====== PROVIDED DATA ======
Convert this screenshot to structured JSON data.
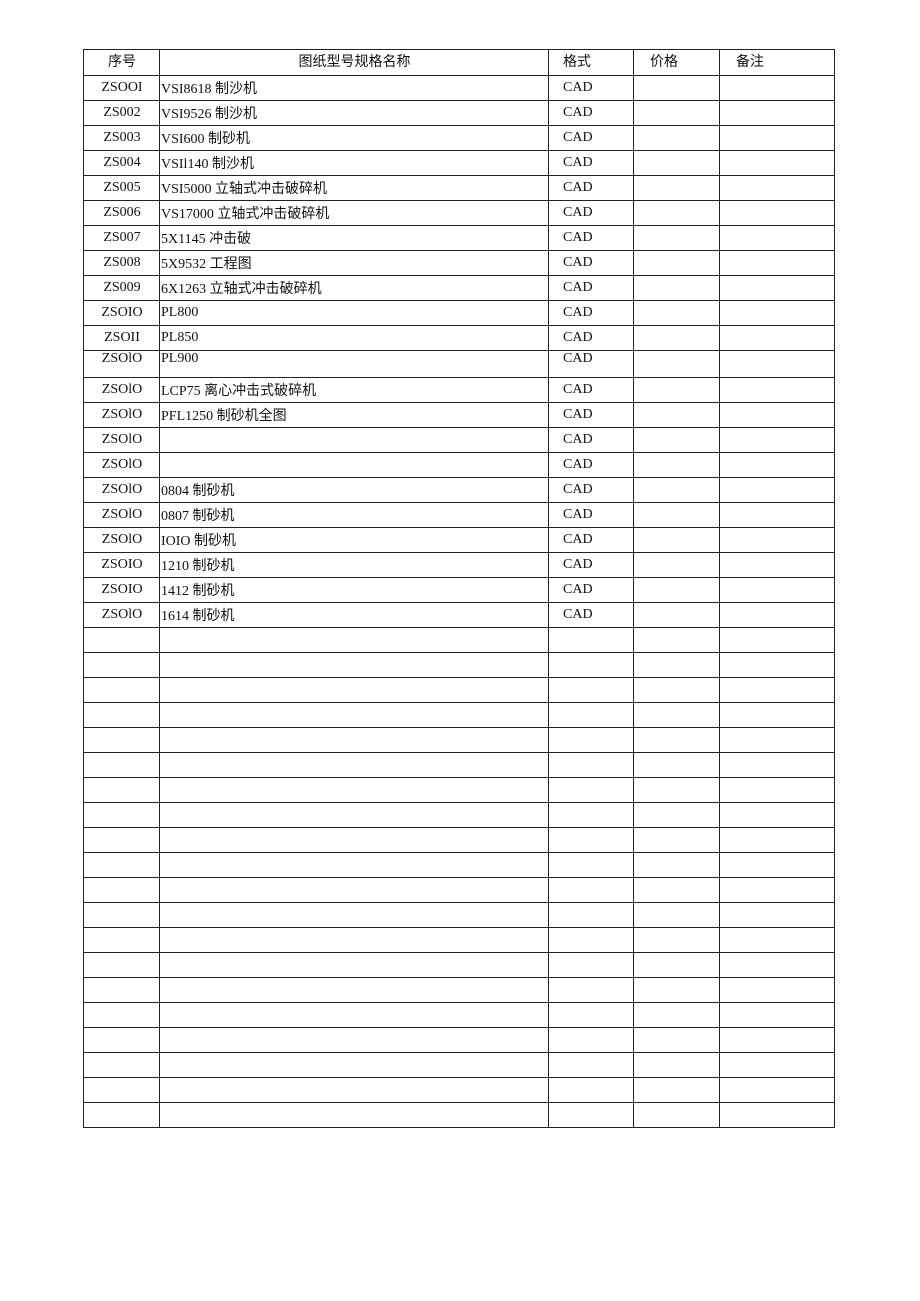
{
  "headers": {
    "no": "序号",
    "name": "图纸型号规格名称",
    "format": "格式",
    "price": "价格",
    "note": "备注"
  },
  "rows": [
    {
      "no": "ZSOOI",
      "name": "VSI8618 制沙机",
      "format": "CAD"
    },
    {
      "no": "ZS002",
      "name": "VSI9526 制沙机",
      "format": "CAD"
    },
    {
      "no": "ZS003",
      "name": "VSI600 制砂机",
      "format": "CAD"
    },
    {
      "no": "ZS004",
      "name": "VSIl140 制沙机",
      "format": "CAD"
    },
    {
      "no": "ZS005",
      "name": "VSI5000 立轴式冲击破碎机",
      "format": "CAD"
    },
    {
      "no": "ZS006",
      "name": "VS17000 立轴式冲击破碎机",
      "format": "CAD"
    },
    {
      "no": "ZS007",
      "name": "5X1145 冲击破",
      "format": "CAD"
    },
    {
      "no": "ZS008",
      "name": "5X9532 工程图",
      "format": "CAD"
    },
    {
      "no": "ZS009",
      "name": "6X1263 立轴式冲击破碎机",
      "format": "CAD"
    },
    {
      "no": "ZSOIO",
      "name": "PL800",
      "format": "CAD"
    },
    {
      "no": "ZSOII",
      "name": "PL850",
      "format": "CAD"
    },
    {
      "no": "ZSOlO",
      "name": "PL900",
      "format": "CAD"
    },
    {
      "no": "ZSOlO",
      "name": "LCP75 离心冲击式破碎机",
      "format": "CAD"
    },
    {
      "no": "ZSOlO",
      "name": "PFL1250 制砂机全图",
      "format": "CAD"
    },
    {
      "no": "ZSOlO",
      "name": "",
      "format": "CAD"
    },
    {
      "no": "ZSOlO",
      "name": "",
      "format": "CAD"
    },
    {
      "no": "ZSOlO",
      "name": "0804 制砂机",
      "format": "CAD"
    },
    {
      "no": "ZSOlO",
      "name": "0807 制砂机",
      "format": "CAD"
    },
    {
      "no": "ZSOlO",
      "name": "IOIO 制砂机",
      "format": "CAD"
    },
    {
      "no": "ZSOIO",
      "name": "1210 制砂机",
      "format": "CAD"
    },
    {
      "no": "ZSOIO",
      "name": "1412 制砂机",
      "format": "CAD"
    },
    {
      "no": "ZSOlO",
      "name": "1614 制砂机",
      "format": "CAD"
    }
  ],
  "empty_row_count": 20
}
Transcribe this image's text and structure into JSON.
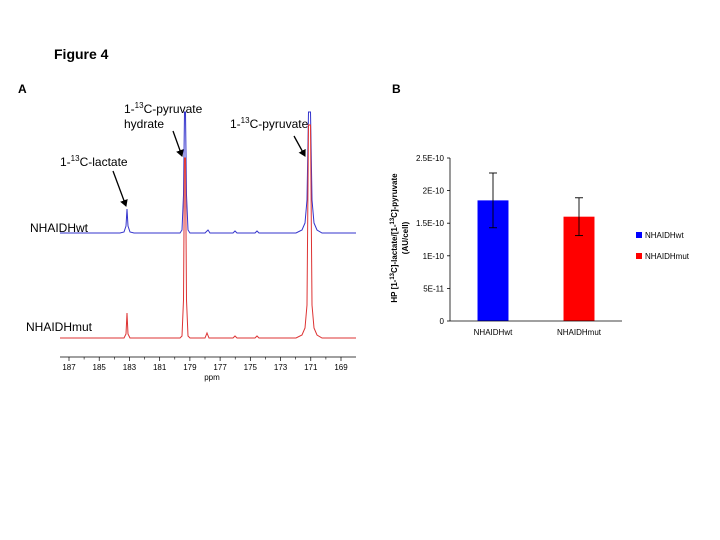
{
  "figure": {
    "title": "Figure 4"
  },
  "panel_a": {
    "label": "A",
    "annotations": {
      "lactate": {
        "prefix": "1-",
        "sup": "13",
        "suffix": "C-lactate"
      },
      "pyruvate_hydrate": {
        "prefix": "1-",
        "sup": "13",
        "suffix": "C-pyruvate",
        "line2": "hydrate"
      },
      "pyruvate": {
        "prefix": "1-",
        "sup": "13",
        "suffix": "C-pyruvate"
      }
    },
    "traces": [
      {
        "name": "NHAIDHwt",
        "color": "#3333cc"
      },
      {
        "name": "NHAIDHmut",
        "color": "#dd3333"
      }
    ],
    "xlabel": "ppm",
    "ticks": [
      "187",
      "185",
      "183",
      "181",
      "179",
      "177",
      "175",
      "173",
      "171",
      "169"
    ]
  },
  "panel_b": {
    "label": "B"
  },
  "chart_data": {
    "type": "bar",
    "categories": [
      "NHAIDHwt",
      "NHAIDHmut"
    ],
    "values": [
      1.85e-10,
      1.6e-10
    ],
    "errors": [
      4.2e-11,
      2.9e-11
    ],
    "colors": [
      "#0000ff",
      "#ff0000"
    ],
    "ylim": [
      0,
      2.5e-10
    ],
    "ytick_values": [
      0,
      5e-11,
      1e-10,
      1.5e-10,
      2e-10,
      2.5e-10
    ],
    "ytick_labels": [
      "0",
      "5E-11",
      "1E-10",
      "1.5E-10",
      "2E-10",
      "2.5E-10"
    ],
    "ylabel_line1": {
      "a": "HP [1-",
      "b": "13",
      "c": "C]-lactate/[1-",
      "d": "13",
      "e": "C]-pyruvate"
    },
    "ylabel_line2": "(AU/cell)",
    "legend": [
      "NHAIDHwt",
      "NHAIDHmut"
    ]
  }
}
======
◆ AIM
Restate each entry word for word, leaving out any pictures.

◆ OUTPUT FOR THIS EXERCISE
Convert this screenshot to structured JSON data.
{
  "headers": {
    "no": "序号",
    "name": "图纸型号规格名称",
    "format": "格式",
    "price": "价格",
    "note": "备注"
  },
  "rows": [
    {
      "no": "ZSOOI",
      "name": "VSI8618 制沙机",
      "format": "CAD"
    },
    {
      "no": "ZS002",
      "name": "VSI9526 制沙机",
      "format": "CAD"
    },
    {
      "no": "ZS003",
      "name": "VSI600 制砂机",
      "format": "CAD"
    },
    {
      "no": "ZS004",
      "name": "VSIl140 制沙机",
      "format": "CAD"
    },
    {
      "no": "ZS005",
      "name": "VSI5000 立轴式冲击破碎机",
      "format": "CAD"
    },
    {
      "no": "ZS006",
      "name": "VS17000 立轴式冲击破碎机",
      "format": "CAD"
    },
    {
      "no": "ZS007",
      "name": "5X1145 冲击破",
      "format": "CAD"
    },
    {
      "no": "ZS008",
      "name": "5X9532 工程图",
      "format": "CAD"
    },
    {
      "no": "ZS009",
      "name": "6X1263 立轴式冲击破碎机",
      "format": "CAD"
    },
    {
      "no": "ZSOIO",
      "name": "PL800",
      "format": "CAD"
    },
    {
      "no": "ZSOII",
      "name": "PL850",
      "format": "CAD"
    },
    {
      "no": "ZSOlO",
      "name": "PL900",
      "format": "CAD"
    },
    {
      "no": "ZSOlO",
      "name": "LCP75 离心冲击式破碎机",
      "format": "CAD"
    },
    {
      "no": "ZSOlO",
      "name": "PFL1250 制砂机全图",
      "format": "CAD"
    },
    {
      "no": "ZSOlO",
      "name": "",
      "format": "CAD"
    },
    {
      "no": "ZSOlO",
      "name": "",
      "format": "CAD"
    },
    {
      "no": "ZSOlO",
      "name": "0804 制砂机",
      "format": "CAD"
    },
    {
      "no": "ZSOlO",
      "name": "0807 制砂机",
      "format": "CAD"
    },
    {
      "no": "ZSOlO",
      "name": "IOIO 制砂机",
      "format": "CAD"
    },
    {
      "no": "ZSOIO",
      "name": "1210 制砂机",
      "format": "CAD"
    },
    {
      "no": "ZSOIO",
      "name": "1412 制砂机",
      "format": "CAD"
    },
    {
      "no": "ZSOlO",
      "name": "1614 制砂机",
      "format": "CAD"
    }
  ],
  "empty_row_count": 20
}
Transcribe this image's text and structure into JSON.
{
  "figure": {
    "title": "Figure 4"
  },
  "panel_a": {
    "label": "A",
    "annotations": {
      "lactate": {
        "prefix": "1-",
        "sup": "13",
        "suffix": "C-lactate"
      },
      "pyruvate_hydrate": {
        "prefix": "1-",
        "sup": "13",
        "suffix": "C-pyruvate",
        "line2": "hydrate"
      },
      "pyruvate": {
        "prefix": "1-",
        "sup": "13",
        "suffix": "C-pyruvate"
      }
    },
    "traces": [
      {
        "name": "NHAIDHwt",
        "color": "#3333cc"
      },
      {
        "name": "NHAIDHmut",
        "color": "#dd3333"
      }
    ],
    "xlabel": "ppm",
    "ticks": [
      "187",
      "185",
      "183",
      "181",
      "179",
      "177",
      "175",
      "173",
      "171",
      "169"
    ]
  },
  "panel_b": {
    "label": "B"
  },
  "chart_data": {
    "type": "bar",
    "categories": [
      "NHAIDHwt",
      "NHAIDHmut"
    ],
    "values": [
      1.85e-10,
      1.6e-10
    ],
    "errors": [
      4.2e-11,
      2.9e-11
    ],
    "colors": [
      "#0000ff",
      "#ff0000"
    ],
    "ylim": [
      0,
      2.5e-10
    ],
    "ytick_values": [
      0,
      5e-11,
      1e-10,
      1.5e-10,
      2e-10,
      2.5e-10
    ],
    "ytick_labels": [
      "0",
      "5E-11",
      "1E-10",
      "1.5E-10",
      "2E-10",
      "2.5E-10"
    ],
    "ylabel_line1": {
      "a": "HP [1-",
      "b": "13",
      "c": "C]-lactate/[1-",
      "d": "13",
      "e": "C]-pyruvate"
    },
    "ylabel_line2": "(AU/cell)",
    "legend": [
      "NHAIDHwt",
      "NHAIDHmut"
    ]
  }
}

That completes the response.